PROMPT: Note each line where "Enrichment" appears, and copy it.

(Records from a collection of figures)
++++++++++

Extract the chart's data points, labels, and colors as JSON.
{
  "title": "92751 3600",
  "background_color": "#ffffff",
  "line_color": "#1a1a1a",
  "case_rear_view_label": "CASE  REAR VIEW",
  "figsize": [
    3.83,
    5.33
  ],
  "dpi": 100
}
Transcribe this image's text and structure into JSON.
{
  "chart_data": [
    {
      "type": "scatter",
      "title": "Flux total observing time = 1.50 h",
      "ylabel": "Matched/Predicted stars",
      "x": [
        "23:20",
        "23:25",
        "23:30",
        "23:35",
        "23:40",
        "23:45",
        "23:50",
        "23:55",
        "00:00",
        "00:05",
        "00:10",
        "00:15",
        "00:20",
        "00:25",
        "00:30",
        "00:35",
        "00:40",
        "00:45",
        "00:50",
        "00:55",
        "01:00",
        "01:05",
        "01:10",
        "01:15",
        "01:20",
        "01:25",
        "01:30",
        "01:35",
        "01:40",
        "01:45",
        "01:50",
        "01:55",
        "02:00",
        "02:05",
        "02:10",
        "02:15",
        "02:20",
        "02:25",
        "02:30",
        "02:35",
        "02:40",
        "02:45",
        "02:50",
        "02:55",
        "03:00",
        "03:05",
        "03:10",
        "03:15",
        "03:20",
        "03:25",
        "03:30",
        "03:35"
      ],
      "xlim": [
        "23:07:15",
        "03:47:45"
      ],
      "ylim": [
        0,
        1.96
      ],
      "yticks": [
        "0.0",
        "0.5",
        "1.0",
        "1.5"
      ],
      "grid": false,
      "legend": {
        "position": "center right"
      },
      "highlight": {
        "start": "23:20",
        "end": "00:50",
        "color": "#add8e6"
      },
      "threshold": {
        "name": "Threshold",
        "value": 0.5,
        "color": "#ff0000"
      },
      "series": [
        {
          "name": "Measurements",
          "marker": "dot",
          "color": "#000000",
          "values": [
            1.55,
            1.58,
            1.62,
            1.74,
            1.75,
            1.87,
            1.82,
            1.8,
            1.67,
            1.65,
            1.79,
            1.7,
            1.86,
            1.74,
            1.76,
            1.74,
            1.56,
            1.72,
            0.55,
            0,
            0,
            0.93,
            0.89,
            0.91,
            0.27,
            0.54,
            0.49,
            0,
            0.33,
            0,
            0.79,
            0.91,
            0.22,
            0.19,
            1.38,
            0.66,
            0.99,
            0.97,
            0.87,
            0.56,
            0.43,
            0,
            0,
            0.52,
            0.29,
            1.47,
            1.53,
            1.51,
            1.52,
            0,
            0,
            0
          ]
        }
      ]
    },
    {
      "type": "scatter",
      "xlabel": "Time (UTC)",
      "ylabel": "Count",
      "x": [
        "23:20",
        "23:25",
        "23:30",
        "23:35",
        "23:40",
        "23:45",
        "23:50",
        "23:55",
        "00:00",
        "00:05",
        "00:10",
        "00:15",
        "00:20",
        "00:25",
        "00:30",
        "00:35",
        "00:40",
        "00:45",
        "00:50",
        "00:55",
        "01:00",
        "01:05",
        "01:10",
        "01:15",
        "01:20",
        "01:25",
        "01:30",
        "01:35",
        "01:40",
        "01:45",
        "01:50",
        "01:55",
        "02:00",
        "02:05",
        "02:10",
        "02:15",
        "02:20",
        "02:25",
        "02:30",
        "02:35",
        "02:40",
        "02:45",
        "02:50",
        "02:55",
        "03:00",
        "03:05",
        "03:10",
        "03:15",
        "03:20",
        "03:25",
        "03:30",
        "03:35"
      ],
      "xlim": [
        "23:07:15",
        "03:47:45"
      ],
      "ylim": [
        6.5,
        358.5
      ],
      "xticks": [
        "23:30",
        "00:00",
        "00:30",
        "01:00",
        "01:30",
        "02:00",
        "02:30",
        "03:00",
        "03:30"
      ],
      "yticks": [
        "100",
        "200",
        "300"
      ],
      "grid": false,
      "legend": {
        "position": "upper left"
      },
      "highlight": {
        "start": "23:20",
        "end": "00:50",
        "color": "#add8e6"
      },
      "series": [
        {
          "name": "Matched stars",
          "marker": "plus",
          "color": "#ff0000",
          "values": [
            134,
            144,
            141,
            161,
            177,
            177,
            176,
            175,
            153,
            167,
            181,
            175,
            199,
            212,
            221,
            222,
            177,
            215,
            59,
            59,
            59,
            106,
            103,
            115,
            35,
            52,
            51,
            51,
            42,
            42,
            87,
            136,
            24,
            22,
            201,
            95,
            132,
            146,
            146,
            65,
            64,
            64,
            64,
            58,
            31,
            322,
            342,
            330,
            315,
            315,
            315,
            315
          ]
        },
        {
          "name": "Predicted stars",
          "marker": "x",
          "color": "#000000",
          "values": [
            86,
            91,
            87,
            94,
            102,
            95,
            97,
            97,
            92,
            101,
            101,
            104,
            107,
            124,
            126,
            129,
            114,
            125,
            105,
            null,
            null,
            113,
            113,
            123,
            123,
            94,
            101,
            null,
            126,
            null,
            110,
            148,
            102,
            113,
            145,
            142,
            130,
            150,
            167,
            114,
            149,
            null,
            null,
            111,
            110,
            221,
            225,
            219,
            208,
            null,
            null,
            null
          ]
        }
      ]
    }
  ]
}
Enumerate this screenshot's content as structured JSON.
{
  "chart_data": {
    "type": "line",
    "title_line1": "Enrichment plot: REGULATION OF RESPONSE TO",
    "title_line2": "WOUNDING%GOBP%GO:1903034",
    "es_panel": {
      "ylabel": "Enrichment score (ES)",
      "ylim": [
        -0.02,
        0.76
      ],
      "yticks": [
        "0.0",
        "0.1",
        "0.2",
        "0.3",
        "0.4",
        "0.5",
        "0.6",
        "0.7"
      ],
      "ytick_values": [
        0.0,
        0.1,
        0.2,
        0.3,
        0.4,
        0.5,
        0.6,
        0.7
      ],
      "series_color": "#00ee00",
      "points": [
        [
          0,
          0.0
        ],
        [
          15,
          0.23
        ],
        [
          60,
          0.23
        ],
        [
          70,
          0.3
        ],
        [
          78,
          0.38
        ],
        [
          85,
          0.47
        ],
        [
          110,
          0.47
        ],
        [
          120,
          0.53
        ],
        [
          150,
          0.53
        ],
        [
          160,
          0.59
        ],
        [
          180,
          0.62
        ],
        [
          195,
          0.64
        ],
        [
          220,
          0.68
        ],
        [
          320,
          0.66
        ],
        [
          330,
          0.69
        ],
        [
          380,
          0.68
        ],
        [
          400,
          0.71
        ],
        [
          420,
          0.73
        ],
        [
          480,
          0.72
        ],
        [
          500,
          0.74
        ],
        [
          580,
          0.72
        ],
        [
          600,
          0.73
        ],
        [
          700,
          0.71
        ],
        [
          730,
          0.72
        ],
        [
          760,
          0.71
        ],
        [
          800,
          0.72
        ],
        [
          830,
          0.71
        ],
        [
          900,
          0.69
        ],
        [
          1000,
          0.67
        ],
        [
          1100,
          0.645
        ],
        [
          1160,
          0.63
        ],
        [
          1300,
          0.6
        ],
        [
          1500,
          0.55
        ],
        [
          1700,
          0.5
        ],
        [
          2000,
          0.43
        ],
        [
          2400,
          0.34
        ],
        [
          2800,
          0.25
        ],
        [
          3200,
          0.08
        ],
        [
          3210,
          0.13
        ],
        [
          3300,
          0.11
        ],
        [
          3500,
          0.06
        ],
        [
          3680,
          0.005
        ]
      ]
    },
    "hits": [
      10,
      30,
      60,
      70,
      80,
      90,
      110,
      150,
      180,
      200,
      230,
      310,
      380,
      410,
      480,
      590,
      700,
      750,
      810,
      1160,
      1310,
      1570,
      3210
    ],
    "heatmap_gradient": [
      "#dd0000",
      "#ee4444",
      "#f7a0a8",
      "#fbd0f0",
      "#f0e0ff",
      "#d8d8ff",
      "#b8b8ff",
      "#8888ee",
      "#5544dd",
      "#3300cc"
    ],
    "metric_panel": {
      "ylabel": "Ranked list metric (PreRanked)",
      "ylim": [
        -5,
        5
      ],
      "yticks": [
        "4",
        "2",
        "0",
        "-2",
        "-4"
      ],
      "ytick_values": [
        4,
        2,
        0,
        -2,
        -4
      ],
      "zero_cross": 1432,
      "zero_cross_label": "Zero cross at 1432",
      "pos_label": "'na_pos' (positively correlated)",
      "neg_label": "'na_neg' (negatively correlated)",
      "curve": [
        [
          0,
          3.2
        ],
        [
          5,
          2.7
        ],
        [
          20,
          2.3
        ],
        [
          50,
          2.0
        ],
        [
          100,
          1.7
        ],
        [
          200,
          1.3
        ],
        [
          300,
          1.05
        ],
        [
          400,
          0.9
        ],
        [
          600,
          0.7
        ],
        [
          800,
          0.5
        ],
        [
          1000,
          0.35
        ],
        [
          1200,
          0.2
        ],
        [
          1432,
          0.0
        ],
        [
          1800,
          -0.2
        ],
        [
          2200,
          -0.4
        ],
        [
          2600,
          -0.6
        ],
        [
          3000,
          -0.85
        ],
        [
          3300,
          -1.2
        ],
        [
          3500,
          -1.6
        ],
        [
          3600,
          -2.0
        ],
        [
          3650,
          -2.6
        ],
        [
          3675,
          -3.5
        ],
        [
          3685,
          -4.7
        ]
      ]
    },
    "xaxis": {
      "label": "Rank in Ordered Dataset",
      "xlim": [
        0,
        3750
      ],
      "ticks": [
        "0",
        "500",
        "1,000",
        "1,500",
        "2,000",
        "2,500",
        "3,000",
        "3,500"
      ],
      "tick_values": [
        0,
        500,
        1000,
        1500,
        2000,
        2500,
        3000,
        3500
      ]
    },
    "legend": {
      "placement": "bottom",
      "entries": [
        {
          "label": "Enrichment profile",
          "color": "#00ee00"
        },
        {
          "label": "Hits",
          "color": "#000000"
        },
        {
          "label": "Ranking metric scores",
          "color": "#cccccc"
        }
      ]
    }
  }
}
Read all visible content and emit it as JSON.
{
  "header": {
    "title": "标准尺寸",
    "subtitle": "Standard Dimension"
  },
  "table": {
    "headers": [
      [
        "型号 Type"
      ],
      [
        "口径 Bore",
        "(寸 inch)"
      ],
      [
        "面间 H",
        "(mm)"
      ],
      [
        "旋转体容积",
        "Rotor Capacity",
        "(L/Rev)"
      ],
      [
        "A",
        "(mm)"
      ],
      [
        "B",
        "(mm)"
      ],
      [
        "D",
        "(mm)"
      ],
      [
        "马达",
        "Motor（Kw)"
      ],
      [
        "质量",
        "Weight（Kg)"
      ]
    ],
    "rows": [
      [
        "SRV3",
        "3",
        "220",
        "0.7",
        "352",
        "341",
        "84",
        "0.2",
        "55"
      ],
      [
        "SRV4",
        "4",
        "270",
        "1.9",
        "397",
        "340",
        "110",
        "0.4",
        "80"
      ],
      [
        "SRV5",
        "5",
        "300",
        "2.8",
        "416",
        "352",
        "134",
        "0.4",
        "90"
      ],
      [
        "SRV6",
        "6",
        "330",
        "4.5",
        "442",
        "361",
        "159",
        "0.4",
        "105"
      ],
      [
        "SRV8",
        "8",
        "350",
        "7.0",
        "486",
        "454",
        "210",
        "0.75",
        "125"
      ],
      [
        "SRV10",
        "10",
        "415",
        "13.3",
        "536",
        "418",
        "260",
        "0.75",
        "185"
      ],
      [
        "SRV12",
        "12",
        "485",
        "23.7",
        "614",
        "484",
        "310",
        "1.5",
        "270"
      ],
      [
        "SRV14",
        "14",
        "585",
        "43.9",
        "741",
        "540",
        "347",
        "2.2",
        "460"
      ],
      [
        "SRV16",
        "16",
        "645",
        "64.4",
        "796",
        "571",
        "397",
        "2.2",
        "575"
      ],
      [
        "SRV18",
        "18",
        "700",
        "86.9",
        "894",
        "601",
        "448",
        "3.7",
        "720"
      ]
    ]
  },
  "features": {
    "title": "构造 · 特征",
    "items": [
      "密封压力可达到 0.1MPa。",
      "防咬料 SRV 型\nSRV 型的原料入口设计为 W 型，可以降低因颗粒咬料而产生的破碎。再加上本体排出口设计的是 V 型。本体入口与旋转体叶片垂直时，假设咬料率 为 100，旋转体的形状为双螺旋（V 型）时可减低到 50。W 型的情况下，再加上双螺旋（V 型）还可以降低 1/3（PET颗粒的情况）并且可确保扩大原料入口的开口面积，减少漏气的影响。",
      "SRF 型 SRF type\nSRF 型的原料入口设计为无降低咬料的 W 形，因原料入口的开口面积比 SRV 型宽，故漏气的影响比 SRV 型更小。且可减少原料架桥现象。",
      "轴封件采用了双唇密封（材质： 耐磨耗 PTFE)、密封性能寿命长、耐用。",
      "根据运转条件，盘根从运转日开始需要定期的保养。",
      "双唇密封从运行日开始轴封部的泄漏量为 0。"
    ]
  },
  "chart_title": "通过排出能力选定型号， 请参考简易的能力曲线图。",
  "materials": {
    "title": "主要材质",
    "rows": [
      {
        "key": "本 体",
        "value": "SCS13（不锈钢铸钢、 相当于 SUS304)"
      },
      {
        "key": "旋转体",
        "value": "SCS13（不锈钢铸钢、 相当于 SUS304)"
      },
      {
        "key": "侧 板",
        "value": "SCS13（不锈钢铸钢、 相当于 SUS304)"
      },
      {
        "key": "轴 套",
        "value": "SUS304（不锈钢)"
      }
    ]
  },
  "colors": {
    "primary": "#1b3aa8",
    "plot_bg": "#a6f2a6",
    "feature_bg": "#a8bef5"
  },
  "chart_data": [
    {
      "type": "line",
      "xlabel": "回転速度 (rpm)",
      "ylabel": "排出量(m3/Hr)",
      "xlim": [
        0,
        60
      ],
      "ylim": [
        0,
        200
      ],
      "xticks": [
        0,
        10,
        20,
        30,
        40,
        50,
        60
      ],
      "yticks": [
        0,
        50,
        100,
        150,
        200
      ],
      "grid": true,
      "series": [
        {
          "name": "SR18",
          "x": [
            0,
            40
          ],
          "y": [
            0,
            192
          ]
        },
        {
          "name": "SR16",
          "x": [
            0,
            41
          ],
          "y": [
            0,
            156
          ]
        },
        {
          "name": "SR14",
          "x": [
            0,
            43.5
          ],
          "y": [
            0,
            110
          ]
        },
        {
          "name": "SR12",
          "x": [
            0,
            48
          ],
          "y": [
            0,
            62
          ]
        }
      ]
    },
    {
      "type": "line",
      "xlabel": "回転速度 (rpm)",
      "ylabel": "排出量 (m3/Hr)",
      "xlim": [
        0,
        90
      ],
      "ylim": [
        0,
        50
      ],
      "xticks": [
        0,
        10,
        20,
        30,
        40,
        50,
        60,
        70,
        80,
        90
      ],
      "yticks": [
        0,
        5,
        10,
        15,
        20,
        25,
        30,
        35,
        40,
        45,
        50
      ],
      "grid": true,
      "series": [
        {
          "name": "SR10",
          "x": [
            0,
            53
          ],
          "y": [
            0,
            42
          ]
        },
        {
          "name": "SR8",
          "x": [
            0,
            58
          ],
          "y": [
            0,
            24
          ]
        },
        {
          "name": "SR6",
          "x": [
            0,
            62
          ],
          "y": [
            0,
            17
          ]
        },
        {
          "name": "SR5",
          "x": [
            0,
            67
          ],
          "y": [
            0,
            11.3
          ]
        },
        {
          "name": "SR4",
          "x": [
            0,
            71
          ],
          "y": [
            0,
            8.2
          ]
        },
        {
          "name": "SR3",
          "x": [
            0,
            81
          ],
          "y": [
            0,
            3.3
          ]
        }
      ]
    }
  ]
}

++++++++++

TASK OUTPUT:
    "title_line1": "Enrichment plot: REGULATION OF RESPONSE TO",
      "ylabel": "Enrichment score (ES)",
          "label": "Enrichment profile",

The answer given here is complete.